> _Given exercise a_: In the extracted data entries below, retype the lines verbatim, from the line with "patterned-user-avatar-icon[interactable] [83, 407, 121, 445]" to the line with "reply-button[interactable]: Reply [83, 502, 134, 516]", including both of those lines.
####################
But for non-musicians, everyone is in total agreement: the greatest musical invention ever is the air guitar.

If you've never seen an air guitar, let me explain (actually, let me first welcome you to the planet Earth): an air guitar is much like a real guitar, but without the guitar. You hold your hands as if holding a real guitar. Then you strum your right hand and move the fingers on your left hand just like a real guitarist would if he were drunk and had just been hit on the head.

The air guitar has been around for years, although many people think the pretend instrument is only a recent invention. It actually hails all the way back to the days of Wolfgang Amadeus Mozart. During his concerts and performances, thousands of screaming Austrian women would hurl their bustiers at the stage while the men would headbang, their powdered wigs flopping wildly, and everyone in the arena would play air harpsichord.

But it was Mozart's countryman, Franz Schubert, who invented the air guitar. Since Schubert was too poor to own a piano, he used a guitar to write his compositions. And during the especially lean times, when he pawned his guitar to pay for his other obsession ("Great Composers of the 18th Century" collectible plates), Schubert was forced to mime actual guitar playing.
####################
> _Given exercise b_: Echo the passage about the air guitar word for word, from "The air guitar has" to "play air harpsichord.".

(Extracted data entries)
####################
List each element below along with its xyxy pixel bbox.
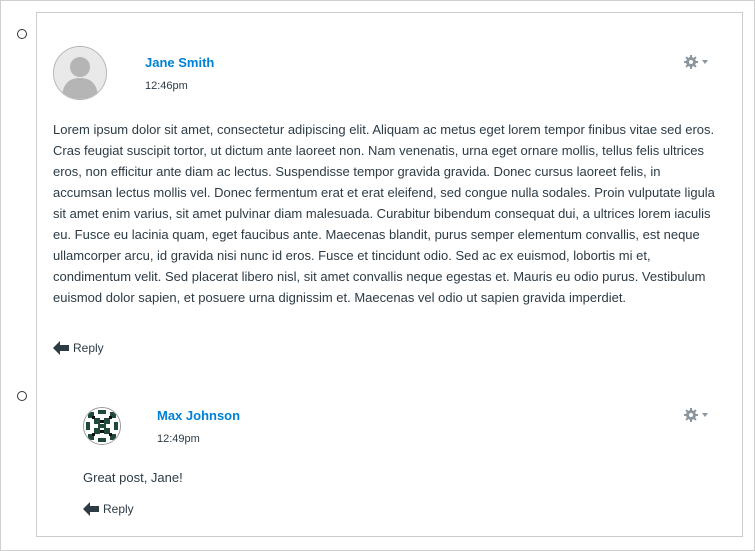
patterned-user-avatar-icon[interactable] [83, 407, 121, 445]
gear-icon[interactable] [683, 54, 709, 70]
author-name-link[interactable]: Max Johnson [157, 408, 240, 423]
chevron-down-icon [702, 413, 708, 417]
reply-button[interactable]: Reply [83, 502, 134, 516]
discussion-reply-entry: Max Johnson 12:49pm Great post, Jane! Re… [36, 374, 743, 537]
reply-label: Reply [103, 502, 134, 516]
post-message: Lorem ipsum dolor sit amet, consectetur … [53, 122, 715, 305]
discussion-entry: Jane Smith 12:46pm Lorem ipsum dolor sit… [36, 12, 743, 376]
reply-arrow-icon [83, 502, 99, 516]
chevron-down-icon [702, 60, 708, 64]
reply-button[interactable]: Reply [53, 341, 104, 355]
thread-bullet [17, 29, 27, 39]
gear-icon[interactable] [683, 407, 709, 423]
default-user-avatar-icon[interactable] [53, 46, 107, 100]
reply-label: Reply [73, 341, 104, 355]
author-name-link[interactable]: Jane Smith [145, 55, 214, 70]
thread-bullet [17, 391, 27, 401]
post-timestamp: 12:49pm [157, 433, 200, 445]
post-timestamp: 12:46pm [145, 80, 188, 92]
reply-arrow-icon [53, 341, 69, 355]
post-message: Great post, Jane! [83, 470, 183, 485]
####################
> _Output a_:
patterned-user-avatar-icon[interactable] [83, 407, 121, 445]
gear-icon[interactable] [683, 54, 709, 70]
author-name-link[interactable]: Max Johnson [157, 408, 240, 423]
chevron-down-icon [702, 413, 708, 417]
reply-button[interactable]: Reply [83, 502, 134, 516]

> _Output b_:
The air guitar has been around for years, although many people think the pretend instrument is only a recent invention. It actually hails all the way back to the days of Wolfgang Amadeus Mozart. During his concerts and performances, thousands of screaming Austrian women would hurl their bustiers at the stage while the men would headbang, their powdered wigs flopping wildly, and everyone in the arena would play air harpsichord.